What to produce: Pick out and copy every line below that has the word "instructions".

Data entries:
━━━━

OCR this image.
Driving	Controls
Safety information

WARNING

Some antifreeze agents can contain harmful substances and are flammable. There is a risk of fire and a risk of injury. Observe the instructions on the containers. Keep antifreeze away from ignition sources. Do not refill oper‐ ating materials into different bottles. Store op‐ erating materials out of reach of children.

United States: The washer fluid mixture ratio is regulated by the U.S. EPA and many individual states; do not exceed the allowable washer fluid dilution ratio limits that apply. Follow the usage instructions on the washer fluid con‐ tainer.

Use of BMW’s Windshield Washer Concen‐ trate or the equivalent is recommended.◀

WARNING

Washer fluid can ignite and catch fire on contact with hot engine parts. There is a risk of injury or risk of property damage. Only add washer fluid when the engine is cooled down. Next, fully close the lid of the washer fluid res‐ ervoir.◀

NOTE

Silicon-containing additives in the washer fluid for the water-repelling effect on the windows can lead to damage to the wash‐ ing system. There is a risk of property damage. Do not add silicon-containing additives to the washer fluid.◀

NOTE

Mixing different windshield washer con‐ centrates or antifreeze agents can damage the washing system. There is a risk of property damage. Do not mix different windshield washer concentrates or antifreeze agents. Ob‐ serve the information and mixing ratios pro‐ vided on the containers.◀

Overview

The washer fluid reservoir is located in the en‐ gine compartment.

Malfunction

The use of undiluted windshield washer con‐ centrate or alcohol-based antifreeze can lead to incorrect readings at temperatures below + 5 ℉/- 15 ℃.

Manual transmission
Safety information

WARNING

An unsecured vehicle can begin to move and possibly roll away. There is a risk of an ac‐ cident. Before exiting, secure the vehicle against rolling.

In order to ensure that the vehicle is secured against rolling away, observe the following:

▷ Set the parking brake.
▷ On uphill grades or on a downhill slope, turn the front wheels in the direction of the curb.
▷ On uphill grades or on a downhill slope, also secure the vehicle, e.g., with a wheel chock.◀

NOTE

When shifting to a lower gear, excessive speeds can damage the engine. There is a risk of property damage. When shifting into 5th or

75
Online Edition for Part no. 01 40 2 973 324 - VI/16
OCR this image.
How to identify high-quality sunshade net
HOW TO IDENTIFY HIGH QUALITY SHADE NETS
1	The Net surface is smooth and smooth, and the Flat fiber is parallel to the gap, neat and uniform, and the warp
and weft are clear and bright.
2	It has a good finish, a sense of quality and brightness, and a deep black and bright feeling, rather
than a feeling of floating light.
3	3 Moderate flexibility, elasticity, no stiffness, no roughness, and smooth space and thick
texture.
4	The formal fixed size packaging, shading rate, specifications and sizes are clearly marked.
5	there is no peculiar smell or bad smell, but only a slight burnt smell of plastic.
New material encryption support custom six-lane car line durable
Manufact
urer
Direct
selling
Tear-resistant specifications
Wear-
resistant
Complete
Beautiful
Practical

━━━━

Answer to the task:
Some antifreeze agents can contain harmful substances and are flammable. There is a risk of fire and a risk of injury. Observe the instructions on the containers. Keep antifreeze away from ignition sources. Do not refill oper‐ ating materials into different bottles. Store op‐ erating materials out of reach of children.
United States: The washer fluid mixture ratio is regulated by the U.S. EPA and many individual states; do not exceed the allowable washer fluid dilution ratio limits that apply. Follow the usage instructions on the washer fluid con‐ tainer.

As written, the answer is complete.